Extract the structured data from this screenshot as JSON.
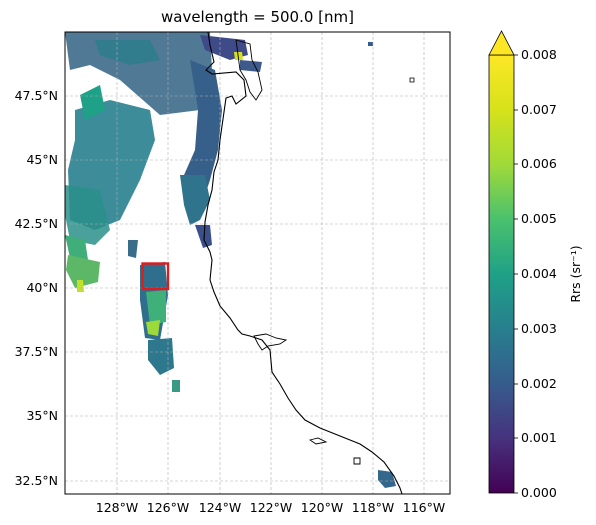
{
  "title": "wavelength = 500.0 [nm]",
  "map": {
    "lon_range": [
      -130,
      -115
    ],
    "lat_range": [
      32,
      50
    ],
    "x_ticks": [
      "128°W",
      "126°W",
      "124°W",
      "122°W",
      "120°W",
      "118°W",
      "116°W"
    ],
    "y_ticks": [
      "47.5°N",
      "45°N",
      "42.5°N",
      "40°N",
      "37.5°N",
      "35°N",
      "32.5°N"
    ],
    "gridlines": true,
    "highlight_box": {
      "color": "#e31a1c",
      "lon": [
        -127,
        -126
      ],
      "lat": [
        40,
        41
      ]
    }
  },
  "colorbar": {
    "label": "Rrs (sr⁻¹)",
    "ticks": [
      "0.000",
      "0.001",
      "0.002",
      "0.003",
      "0.004",
      "0.005",
      "0.006",
      "0.007",
      "0.008"
    ],
    "range": [
      0.0,
      0.008
    ],
    "colormap": "viridis",
    "extend": "max"
  }
}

+++

• Stated problem
Print the entries above exactly, taking out only the pictures.

• Task output
Extract the structured data from this screenshot as JSON.
{
  "title": "wavelength = 500.0 [nm]",
  "map": {
    "lon_range": [
      -130,
      -115
    ],
    "lat_range": [
      32,
      50
    ],
    "x_ticks": [
      "128°W",
      "126°W",
      "124°W",
      "122°W",
      "120°W",
      "118°W",
      "116°W"
    ],
    "y_ticks": [
      "47.5°N",
      "45°N",
      "42.5°N",
      "40°N",
      "37.5°N",
      "35°N",
      "32.5°N"
    ],
    "gridlines": true,
    "highlight_box": {
      "color": "#e31a1c",
      "lon": [
        -127,
        -126
      ],
      "lat": [
        40,
        41
      ]
    }
  },
  "colorbar": {
    "label": "Rrs (sr⁻¹)",
    "ticks": [
      "0.000",
      "0.001",
      "0.002",
      "0.003",
      "0.004",
      "0.005",
      "0.006",
      "0.007",
      "0.008"
    ],
    "range": [
      0.0,
      0.008
    ],
    "colormap": "viridis",
    "extend": "max"
  }
}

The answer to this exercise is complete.